Required work: Go through the lines below and copy each one that holds the string "Sign".

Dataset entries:
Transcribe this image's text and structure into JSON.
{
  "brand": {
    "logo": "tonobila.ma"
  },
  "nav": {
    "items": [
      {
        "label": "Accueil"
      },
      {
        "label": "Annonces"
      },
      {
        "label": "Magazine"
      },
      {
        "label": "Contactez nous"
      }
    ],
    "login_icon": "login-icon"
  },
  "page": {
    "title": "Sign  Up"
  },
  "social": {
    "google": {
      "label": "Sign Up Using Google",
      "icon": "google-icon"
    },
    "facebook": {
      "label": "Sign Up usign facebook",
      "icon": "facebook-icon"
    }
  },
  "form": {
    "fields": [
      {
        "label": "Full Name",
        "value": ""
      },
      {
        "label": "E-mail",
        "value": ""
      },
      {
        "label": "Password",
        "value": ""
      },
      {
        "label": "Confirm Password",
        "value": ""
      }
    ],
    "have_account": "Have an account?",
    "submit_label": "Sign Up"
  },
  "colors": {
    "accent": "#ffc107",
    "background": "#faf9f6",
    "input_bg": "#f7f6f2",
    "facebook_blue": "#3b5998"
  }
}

Result of this exercise:
    "title": "Sign  Up"
      "label": "Sign Up Using Google",
      "label": "Sign Up usign facebook",
    "submit_label": "Sign Up"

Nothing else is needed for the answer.